STATED PROBLEM = Make an exact copy of all the entries, but do not reproduce the pictures.
[START MATERIAL SUPPLIED]
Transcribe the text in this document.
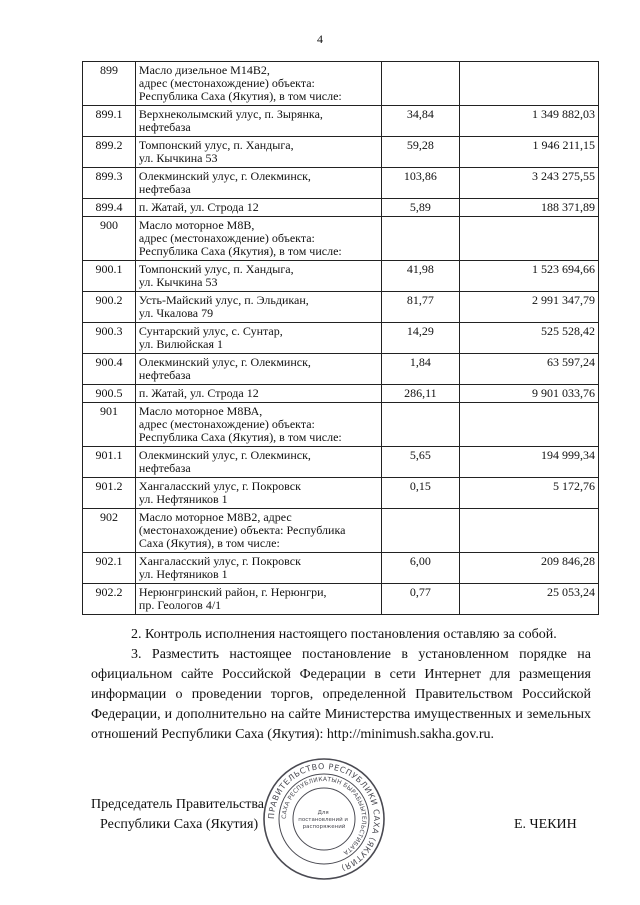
4
899	Масло дизельное М14В2,
адрес (местонахождение) объекта:
Республика Саха (Якутия), в том числе:		

899.1	Верхнеколымский улус, п. Зырянка,
нефтебаза	34,84	1 349 882,03
899.2	Томпонский улус, п. Хандыга,
ул. Кычкина 53	59,28	1 946 211,15
899.3	Олекминский улус, г. Олекминск,
нефтебаза	103,86	3 243 275,55
899.4	п. Жатай, ул. Строда 12	5,89	188 371,89
900	Масло моторное М8В,
адрес (местонахождение) объекта:
Республика Саха (Якутия), в том числе:		

900.1	Томпонский улус, п. Хандыга,
ул. Кычкина 53	41,98	1 523 694,66
900.2	Усть-Майский улус, п. Эльдикан,
ул. Чкалова 79	81,77	2 991 347,79
900.3	Сунтарский улус, с. Сунтар,
ул. Вилюйская 1	14,29	525 528,42
900.4	Олекминский улус, г. Олекминск,
нефтебаза	1,84	63 597,24
900.5	п. Жатай, ул. Строда 12	286,11	9 901 033,76
901	Масло моторное М8ВА,
адрес (местонахождение) объекта:
Республика Саха (Якутия), в том числе:		

901.1	Олекминский улус, г. Олекминск,
нефтебаза	5,65	194 999,34
901.2	Хангаласский улус, г. Покровск
ул. Нефтяников 1	0,15	5 172,76
902	Масло моторное М8В2, адрес
(местонахождение) объекта: Республика
Саха (Якутия), в том числе:		

902.1	Хангаласский улус, г. Покровск
ул. Нефтяников 1	6,00	209 846,28
902.2	Нерюнгринский район, г. Нерюнгри,
пр. Геологов 4/1	0,77	25 053,24
2. Контроль исполнения настоящего постановления оставляю за собой.
3. Разместить настоящее постановление в установленном порядке на официальном сайте Российской Федерации в сети Интернет для размещения информации о проведении торгов, определенной Правительством Российской Федерации, и дополнительно на сайте Министерства имущественных и земельных отношений Республики Саха (Якутия): http://minimush.sakha.gov.ru.
Председатель Правительства
Республики Саха (Якутия)	Е. ЧЕКИН
ПРАВИТЕЛЬСТВО РЕСПУБЛИКИ САХА (ЯКУТИЯ)
САХА РЕСПУБЛИКАТЫН БЫРАБЫЫТЕЛЬСТИБАТА
Для постановлений и распоряжений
[END MATERIAL SUPPLIED]
RESULT OF THIS EXERCISE =
Transcribe the text in this document.
4
899	Масло дизельное М14В2,
адрес (местонахождение) объекта:
Республика Саха (Якутия), в том числе:		

899.1	Верхнеколымский улус, п. Зырянка,
нефтебаза	34,84	1 349 882,03
899.2	Томпонский улус, п. Хандыга,
ул. Кычкина 53	59,28	1 946 211,15
899.3	Олекминский улус, г. Олекминск,
нефтебаза	103,86	3 243 275,55
899.4	п. Жатай, ул. Строда 12	5,89	188 371,89
900	Масло моторное М8В,
адрес (местонахождение) объекта:
Республика Саха (Якутия), в том числе:		

900.1	Томпонский улус, п. Хандыга,
ул. Кычкина 53	41,98	1 523 694,66
900.2	Усть-Майский улус, п. Эльдикан,
ул. Чкалова 79	81,77	2 991 347,79
900.3	Сунтарский улус, с. Сунтар,
ул. Вилюйская 1	14,29	525 528,42
900.4	Олекминский улус, г. Олекминск,
нефтебаза	1,84	63 597,24
900.5	п. Жатай, ул. Строда 12	286,11	9 901 033,76
901	Масло моторное М8ВА,
адрес (местонахождение) объекта:
Республика Саха (Якутия), в том числе:		

901.1	Олекминский улус, г. Олекминск,
нефтебаза	5,65	194 999,34
901.2	Хангаласский улус, г. Покровск
ул. Нефтяников 1	0,15	5 172,76
902	Масло моторное М8В2, адрес
(местонахождение) объекта: Республика
Саха (Якутия), в том числе:		

902.1	Хангаласский улус, г. Покровск
ул. Нефтяников 1	6,00	209 846,28
902.2	Нерюнгринский район, г. Нерюнгри,
пр. Геологов 4/1	0,77	25 053,24
2. Контроль исполнения настоящего постановления оставляю за собой.
3. Разместить настоящее постановление в установленном порядке на официальном сайте Российской Федерации в сети Интернет для размещения информации о проведении торгов, определенной Правительством Российской Федерации, и дополнительно на сайте Министерства имущественных и земельных отношений Республики Саха (Якутия): http://minimush.sakha.gov.ru.
Председатель Правительства
Республики Саха (Якутия)	Е. ЧЕКИН
ПРАВИТЕЛЬСТВО РЕСПУБЛИКИ САХА (ЯКУТИЯ)
САХА РЕСПУБЛИКАТЫН БЫРАБЫЫТЕЛЬСТИБАТА
Для постановлений и распоряжений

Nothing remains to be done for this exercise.